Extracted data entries
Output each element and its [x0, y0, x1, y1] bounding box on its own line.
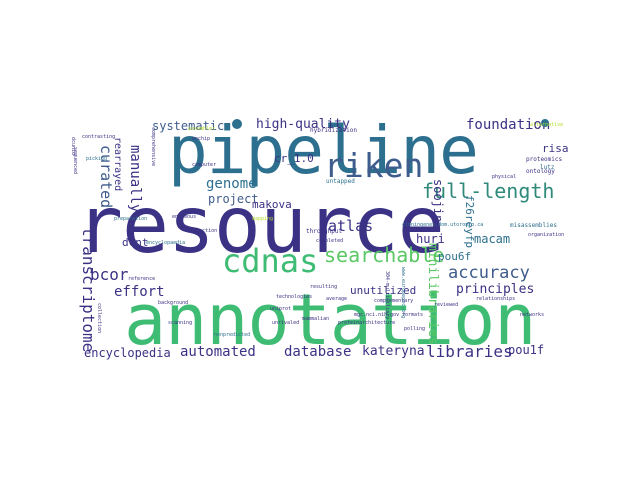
small-word: mammalian — [302, 316, 330, 322]
word-automated: automated — [180, 344, 256, 360]
small-word: physical — [492, 174, 517, 180]
word-searchable: searchable — [324, 243, 445, 267]
word-kateryna: kateryna — [362, 344, 425, 359]
word-cdnas: cdnas — [222, 242, 319, 280]
small-word: completed — [316, 238, 344, 244]
small-word: reference — [128, 276, 156, 282]
small-word: misassemblies — [510, 222, 557, 229]
small-word: unrivaled — [272, 320, 300, 326]
small-word: formats — [402, 312, 424, 318]
small-word: average — [326, 296, 348, 302]
word-huri: huri — [416, 232, 445, 246]
small-word: computer — [192, 162, 217, 168]
word-pipeline: pipeline — [168, 117, 479, 189]
small-word: resulting — [310, 284, 338, 290]
word-effort: effort — [114, 284, 165, 300]
decor-dot — [232, 119, 242, 129]
small-word: encyclopaedia — [146, 240, 186, 246]
word-curated: curated — [97, 145, 115, 209]
small-word: 304-multiciliary — [384, 271, 390, 320]
word-foundation: foundation — [466, 117, 551, 133]
small-word: mapping — [252, 216, 274, 222]
word-principles: principles — [456, 282, 535, 297]
small-word: untapped — [326, 178, 355, 185]
word-f26reyfp: f26reyfp — [463, 195, 476, 248]
small-word: technologies — [276, 294, 313, 300]
small-word: enormous — [172, 214, 197, 220]
small-word: organization — [528, 232, 565, 238]
word-dcnt: dcnt — [122, 236, 149, 249]
small-word: detection — [190, 228, 218, 234]
small-word: reviewed — [434, 302, 459, 308]
small-word: polling — [404, 326, 426, 332]
word-bcor: bcor — [90, 265, 129, 284]
word-makova: makova — [252, 198, 292, 211]
word-systematic: systematic — [152, 119, 225, 133]
word-cloud: resource annotation pipeline riken cdnas… — [70, 117, 590, 367]
small-word: nonpredicted — [214, 332, 251, 338]
word-atlas: atlas — [328, 217, 374, 235]
small-word: collection — [96, 303, 102, 334]
small-word: complementary — [374, 298, 414, 304]
word-minilibraries: minilibraries — [425, 243, 440, 345]
word-pou6f: pou6f — [438, 250, 472, 263]
word-resource: resource — [76, 181, 445, 271]
small-word: proteinarchitecture — [338, 320, 396, 326]
small-word: alternative — [530, 122, 564, 128]
word-project: project — [208, 192, 259, 206]
small-word: relationships — [476, 296, 516, 302]
small-word: comprehensive — [150, 127, 156, 167]
word-risa: risa — [542, 142, 569, 155]
word-genome: genome — [206, 176, 257, 192]
word-transcriptome: transcriptome — [79, 227, 98, 353]
small-word: mgc.nci.nih.gov — [354, 312, 400, 318]
word-annotation: annotation — [124, 279, 536, 361]
small-word: uniprot — [270, 306, 292, 312]
word-manually: manually — [127, 145, 143, 213]
word-high-quality: high-quality — [256, 117, 350, 132]
small-word: sequenced — [72, 147, 78, 175]
small-word: ontology — [526, 168, 555, 175]
small-word: preparation — [114, 216, 148, 222]
word-cr-1-0: cr_1.0 — [274, 152, 314, 165]
small-word: picking — [86, 156, 108, 162]
small-word: proteomics — [526, 156, 563, 163]
small-word: dcunid — [70, 137, 76, 156]
small-word: www.europepmc.org — [400, 267, 406, 319]
decor-dot — [541, 119, 549, 127]
small-word: networks — [520, 312, 545, 318]
small-word: cloningenes.dom.utoronto.ca — [402, 222, 484, 228]
word-full-length: full-length — [422, 179, 555, 203]
small-word: assembler — [188, 126, 216, 132]
small-word: background — [158, 300, 189, 306]
small-word: enchip — [192, 136, 211, 142]
small-word: hybridization — [310, 127, 357, 134]
word-riken: riken — [324, 146, 424, 185]
word-database: database — [284, 344, 352, 360]
word-libraries: libraries — [426, 342, 513, 361]
word-rearrayed: rearrayed — [112, 137, 123, 192]
word-pou1f: pou1f — [508, 343, 545, 357]
word-unutilized: unutilized — [350, 284, 417, 297]
small-word: scanning — [168, 320, 193, 326]
word-macam: macam — [474, 232, 511, 246]
small-word: throughput — [306, 228, 343, 235]
small-word: contrasting — [82, 134, 116, 140]
word-accuracy: accuracy — [448, 263, 530, 283]
small-word: lutz — [540, 164, 555, 171]
word-soojin: soojin — [431, 179, 445, 223]
word-encyclopedia: encyclopedia — [84, 346, 171, 360]
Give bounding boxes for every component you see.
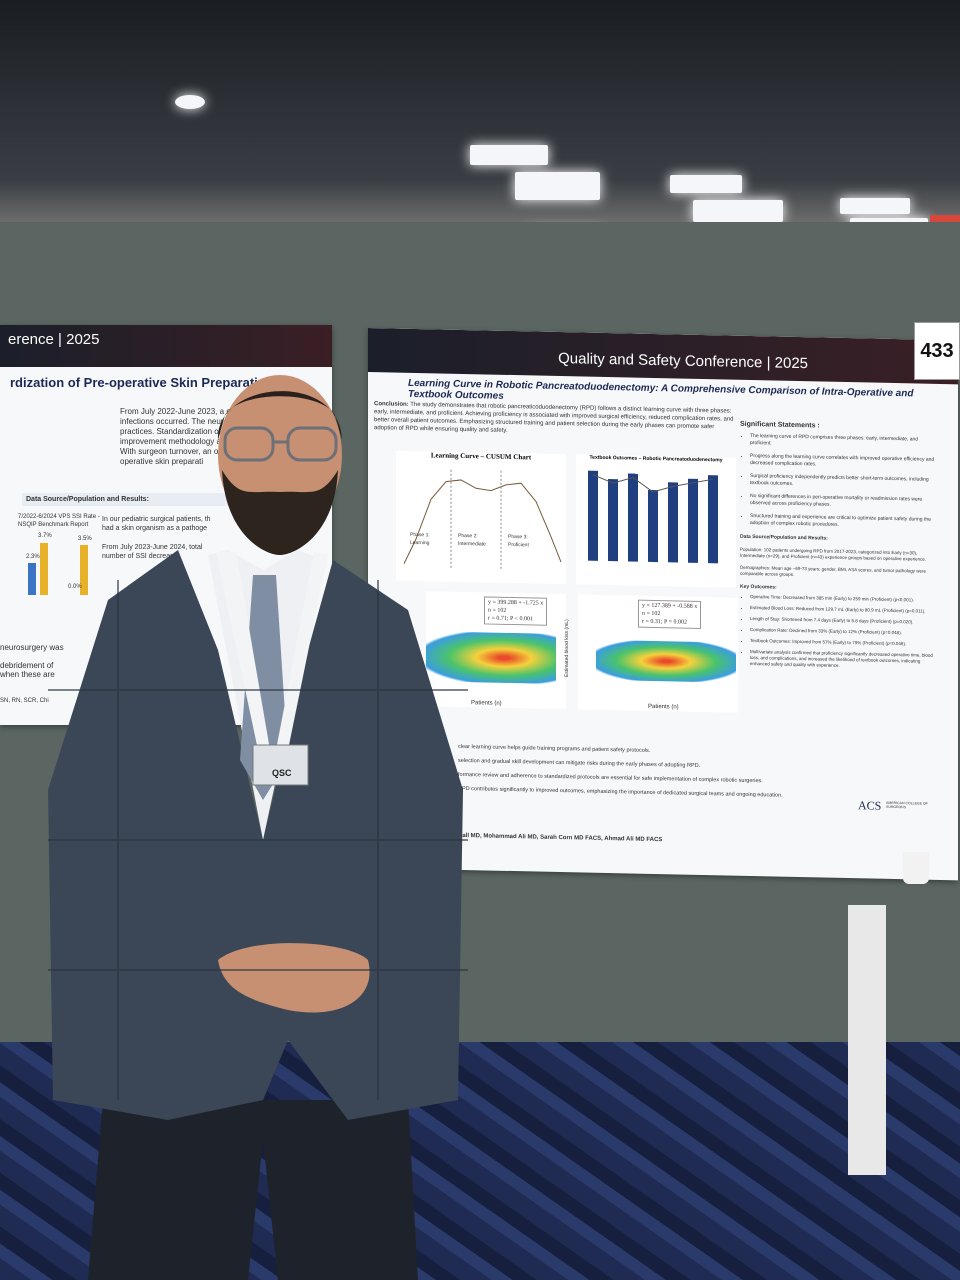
coffee-cup [903,852,929,884]
cusum-chart: Learning Curve – CUSUM Chart Phase 1: Le… [396,450,566,585]
scatter2-stats: y = 127.389 + -0.588 x n = 102 r = 0.31;… [638,599,702,629]
left-poster-header: erence | 2025 [0,325,332,367]
ceiling-light [175,95,205,109]
main-poster: Quality and Safety Conference | 2025 Lea… [368,328,958,881]
left-text-a: In our pediatric surgical patients, th h… [102,516,211,532]
demographics-text: Demographics: Mean age ~69-73 years; gen… [740,564,926,577]
ceiling-light [515,172,600,200]
left-bar-label: 3.7% [38,533,52,539]
left-bar-label: 3.5% [78,536,92,542]
key-outcome-item: Textbook Outcomes: Improved from 57% (Ea… [750,638,940,648]
left-footer-c: SN, RN, SCR, Chi [0,698,49,704]
key-outcome-item: Operative Time: Decreased from 385 min (… [750,594,940,604]
presenter-head [217,375,342,555]
implications: clear learning curve helps guide trainin… [458,740,838,804]
ceiling-light [693,200,783,222]
ceiling-light [470,145,548,165]
statement-item: Surgical proficiency independently predi… [750,473,940,491]
conclusion-label: Conclusion: [374,401,409,408]
key-outcome-item: Multivariate analysis confirmed that pro… [750,649,940,671]
cusum-phase-label: Phase 3: Proficient [508,533,529,549]
ceiling-light [840,198,910,214]
left-bar-label: 0.0% [68,584,82,590]
key-outcome-item: Complication Rate: Declined from 33% (Ea… [750,627,940,637]
statements-list: The learning curve of RPD comprises thre… [740,433,940,531]
left-text-b: From July 2023-June 2024, total number o… [102,544,203,560]
scatter-plot-2: y = 127.389 + -0.588 x n = 102 r = 0.31;… [564,594,738,713]
scatter1-xlabel: Patients (n) [471,700,502,707]
conclusion-block: Conclusion: The study demonstrates that … [374,400,734,440]
left-bar [40,543,48,595]
left-bar-label: 2.3% [26,554,40,560]
data-heading: Data Source/Population and Results: [740,533,828,542]
stand-pole [848,905,886,1175]
key-outcome-item: Estimated Blood Loss: Reduced from 129.7… [750,605,940,615]
left-data-heading: Data Source/Population and Results: [22,493,230,506]
statement-item: Progress along the learning curve correl… [750,453,940,471]
authors: Hall MD, Mohammad Ali MD, Sarah Corn MD … [458,832,663,844]
conclusion-text: The study demonstrates that robotic panc… [374,401,734,434]
left-chart-caption: 7/2022-6/2024 VPS SSI Rate - NSQIP Bench… [18,514,100,528]
presenter [48,550,468,1280]
textbook-chart: Textbook Outcomes – Robotic Pancreatoduo… [576,454,736,588]
statement-item: Structured training and experience are c… [750,513,940,531]
left-poster-title: rdization of Pre-operative Skin Preparat… [10,375,274,390]
statement-item: No significant differences in peri-opera… [750,493,940,511]
badge-text: QSC [272,768,292,778]
key-outcomes-list: Operative Time: Decreased from 385 min (… [740,594,940,671]
left-footer-b: debridement of when these are [0,661,55,679]
acs-sub: AMERICAN COLLEGE OF SURGEONS [886,800,928,810]
left-bar [28,563,36,595]
textbook-bars [588,470,718,564]
scatter1-stats: y = 399.288 + -1.725 x n = 102 r = 0.71;… [484,596,548,626]
scatter2-xlabel: Patients (n) [648,703,679,711]
left-footer-a: neurosurgery was [0,643,64,652]
ceiling-light [670,175,742,193]
scatter1-r: r = 0.71; P < 0.001 [488,615,534,623]
cusum-plot [403,469,562,571]
scatter2-ylabel: Estimated blood loss (mL) [563,619,570,678]
heatmap-2 [596,639,736,683]
scatter2-r: r = 0.31; P = 0.002 [642,618,688,626]
left-bar [80,545,88,595]
significant-heading: Significant Statements : [740,420,820,430]
right-column: Significant Statements : The learning cu… [740,420,940,674]
statement-item: The learning curve of RPD comprises thre… [750,433,940,451]
acs-logo: ACS [858,798,882,813]
key-outcomes-heading: Key Outcomes: [740,583,777,591]
key-outcome-item: Length of Stay: Shortened from 7.4 days … [750,616,940,626]
population-text: Population: 102 patients undergoing RPD … [740,546,927,562]
poster-number: 433 [914,322,960,380]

*Problem statement*.
Across the records, how many lines carry the word "footer"? The answer should be a number alone.

*Response to this task*.
3